Text extract:
It's nothing new, though the rise of reality TV has certainly made it more pronounced. And now it's becoming depressingly rampant--if comedic stalwarts like Jerry Seinfeld, Tina Fey, Alec Baldwin, and Larry David (all appearing in early episodes) are supporting this, then what hope does scripted TV -- you know, when we were laughing at fictional characters instead of having the lens turned around on us? -- truly have?

There was an old episode of WKRP in Cincinnati that poked fun at what Real People was already doing back in the late '70s/early '80s. And since then, we've come a long and sad way, baby.

10. Queen for a Day

The show that may well have started it all -- and was spectacularly crass, especially for its era (1945-1964). The setup was this: To have American housewives spill the details of their hard-luck lives, with the most pathetic stories winning them the titular royal dubbing, some flatware, maybe a trip or a new appliance ... and then they'd return to those same awful lives that they'd just revealed on national radio and TV. It was no more than schadenfreude for the post-war/atomic age masses -- and it held a shameless audience on radio and TV for nearly twenty years.

Exercise A:
Answer these questions from the reality TV text, one per line:
(i) Which sitcom had an episode that poked fun at Real People?
(ii) During which years did Queen for a Day run?
(iii) Who told their hard-luck stories on Queen for a Day?
Exercise B: Pick up the text about reality TV right after its final sentence and keep writing in the same voice.
The rows play no part in what follows and can be left unread.

Given information:
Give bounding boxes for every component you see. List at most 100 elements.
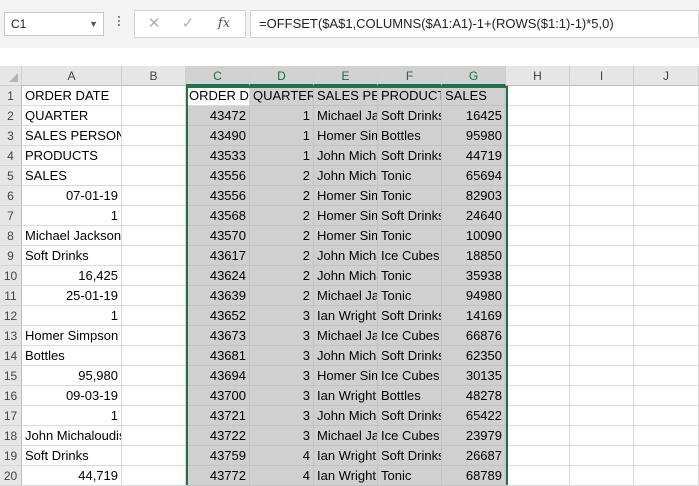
cell-j17[interactable] — [634, 406, 699, 426]
cell-d7[interactable]: 2 — [250, 206, 314, 226]
cell-h4[interactable] — [506, 146, 570, 166]
column-header-a[interactable]: A — [22, 66, 122, 86]
cell-g10[interactable]: 35938 — [442, 266, 506, 286]
cell-i12[interactable] — [570, 306, 634, 326]
cell-g12[interactable]: 14169 — [442, 306, 506, 326]
cell-h20[interactable] — [506, 466, 570, 486]
cell-f4[interactable]: Soft Drinks — [378, 146, 442, 166]
cell-d16[interactable]: 3 — [250, 386, 314, 406]
cell-b4[interactable] — [122, 146, 186, 166]
cell-a16[interactable]: 09-03-19 — [22, 386, 122, 406]
cell-j18[interactable] — [634, 426, 699, 446]
cell-c11[interactable]: 43639 — [186, 286, 250, 306]
row-header-11[interactable]: 11 — [0, 286, 22, 306]
row-header-15[interactable]: 15 — [0, 366, 22, 386]
cell-e16[interactable]: Ian Wright — [314, 386, 378, 406]
cell-c8[interactable]: 43570 — [186, 226, 250, 246]
cell-g3[interactable]: 95980 — [442, 126, 506, 146]
cell-a17[interactable]: 1 — [22, 406, 122, 426]
row-header-16[interactable]: 16 — [0, 386, 22, 406]
cell-i6[interactable] — [570, 186, 634, 206]
row-header-1[interactable]: 1 — [0, 86, 22, 106]
cell-i16[interactable] — [570, 386, 634, 406]
cell-j12[interactable] — [634, 306, 699, 326]
cell-c1[interactable]: ORDER DATE — [186, 86, 250, 106]
cell-b2[interactable] — [122, 106, 186, 126]
cell-e20[interactable]: Ian Wright — [314, 466, 378, 486]
cell-a6[interactable]: 07-01-19 — [22, 186, 122, 206]
cell-c4[interactable]: 43533 — [186, 146, 250, 166]
cell-e15[interactable]: Homer Simpson — [314, 366, 378, 386]
cell-c6[interactable]: 43556 — [186, 186, 250, 206]
cell-f5[interactable]: Tonic — [378, 166, 442, 186]
cell-i18[interactable] — [570, 426, 634, 446]
cell-g14[interactable]: 62350 — [442, 346, 506, 366]
cell-b20[interactable] — [122, 466, 186, 486]
cell-f17[interactable]: Soft Drinks — [378, 406, 442, 426]
cell-c14[interactable]: 43681 — [186, 346, 250, 366]
cell-b6[interactable] — [122, 186, 186, 206]
cell-c3[interactable]: 43490 — [186, 126, 250, 146]
cell-c15[interactable]: 43694 — [186, 366, 250, 386]
cell-a12[interactable]: 1 — [22, 306, 122, 326]
column-header-d[interactable]: D — [250, 66, 314, 86]
cell-e12[interactable]: Ian Wright — [314, 306, 378, 326]
cell-d20[interactable]: 4 — [250, 466, 314, 486]
cell-a9[interactable]: Soft Drinks — [22, 246, 122, 266]
cell-f15[interactable]: Ice Cubes — [378, 366, 442, 386]
cell-d3[interactable]: 1 — [250, 126, 314, 146]
cell-b13[interactable] — [122, 326, 186, 346]
cell-b9[interactable] — [122, 246, 186, 266]
row-header-10[interactable]: 10 — [0, 266, 22, 286]
column-header-e[interactable]: E — [314, 66, 378, 86]
cell-f2[interactable]: Soft Drinks — [378, 106, 442, 126]
cell-h18[interactable] — [506, 426, 570, 446]
cell-j1[interactable] — [634, 86, 699, 106]
cell-d9[interactable]: 2 — [250, 246, 314, 266]
column-header-h[interactable]: H — [506, 66, 570, 86]
cell-c10[interactable]: 43624 — [186, 266, 250, 286]
cell-b3[interactable] — [122, 126, 186, 146]
row-header-8[interactable]: 8 — [0, 226, 22, 246]
cell-i20[interactable] — [570, 466, 634, 486]
cell-d14[interactable]: 3 — [250, 346, 314, 366]
row-header-14[interactable]: 14 — [0, 346, 22, 366]
cell-j13[interactable] — [634, 326, 699, 346]
cell-h2[interactable] — [506, 106, 570, 126]
cell-f8[interactable]: Tonic — [378, 226, 442, 246]
cell-e13[interactable]: Michael Jackson — [314, 326, 378, 346]
cell-f13[interactable]: Ice Cubes — [378, 326, 442, 346]
row-header-12[interactable]: 12 — [0, 306, 22, 326]
cell-h10[interactable] — [506, 266, 570, 286]
cell-j9[interactable] — [634, 246, 699, 266]
name-box[interactable]: C1 ▼ — [4, 12, 104, 36]
cell-a10[interactable]: 16,425 — [22, 266, 122, 286]
cell-i7[interactable] — [570, 206, 634, 226]
chevron-down-icon[interactable]: ▼ — [89, 13, 98, 35]
cell-e1[interactable]: SALES PERSON — [314, 86, 378, 106]
cell-j6[interactable] — [634, 186, 699, 206]
cell-a7[interactable]: 1 — [22, 206, 122, 226]
cell-e11[interactable]: Michael Jackson — [314, 286, 378, 306]
row-header-5[interactable]: 5 — [0, 166, 22, 186]
cell-g19[interactable]: 26687 — [442, 446, 506, 466]
cell-i3[interactable] — [570, 126, 634, 146]
cell-h1[interactable] — [506, 86, 570, 106]
cell-d17[interactable]: 3 — [250, 406, 314, 426]
cell-d19[interactable]: 4 — [250, 446, 314, 466]
cell-e4[interactable]: John Michaloudis — [314, 146, 378, 166]
cell-e19[interactable]: Ian Wright — [314, 446, 378, 466]
cell-d10[interactable]: 2 — [250, 266, 314, 286]
cell-j8[interactable] — [634, 226, 699, 246]
cell-j5[interactable] — [634, 166, 699, 186]
cell-i10[interactable] — [570, 266, 634, 286]
cell-a19[interactable]: Soft Drinks — [22, 446, 122, 466]
cell-e10[interactable]: John Michaloudis — [314, 266, 378, 286]
cell-j15[interactable] — [634, 366, 699, 386]
cancel-icon[interactable]: ✕ — [139, 11, 169, 37]
row-header-4[interactable]: 4 — [0, 146, 22, 166]
cell-d5[interactable]: 2 — [250, 166, 314, 186]
cell-a4[interactable]: PRODUCTS — [22, 146, 122, 166]
cell-a5[interactable]: SALES — [22, 166, 122, 186]
cell-i19[interactable] — [570, 446, 634, 466]
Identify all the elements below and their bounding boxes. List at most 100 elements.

Written answer A:
(i) WKRP in Cincinnati
(ii) 1945-1964
(iii) American housewives

Written answer B:
9. Tool Academy

Someone needs to escort VH1 out of the building. It's out of control. Especially with this show, in which idiot dudes (the "tools" of the title) are invited to prove to their girlfriends (what's the feminine form of "tool"?) that they can become less of a waste of breath. And they fail. Utterly. vidence: one guy preferred to be referred to as "Matsuflex." Wow. That's some bold toolage. But it's more of the same from this rich vein of stupidity: Real Housewives, Sweet Sixteen, Flava of Love ... it's just heartbreaking. A mind is a terrible thing to waste, people.

8. Fear Factor

Joe Rogan, man, you're a funny guy. Why you wanted to be a part of this ridiculous glass of elephant dung juice is pretty obvious -- the money. Which, of course, was the same reason why contestants chose to debase themselves on the show, and submit to your junior-high-style peer pressure tactics. Worse yet is watching it all for the sheer entertainment value. It's like Faces of Death, only we're watching the demise of human dignity.

7. Jon & Kate Plus Eight

The saddest part of this show is that the "plus eight" didn't have a say at all in whether or not they wanted to be on the show. Nobody gets to pick their families, sure, but at the same time, the bad apples on your particular family tree probably aren't making it worse by showing off on cable television, trying desperately not to be the useless, shrieking, selfish little crapweasels that they are.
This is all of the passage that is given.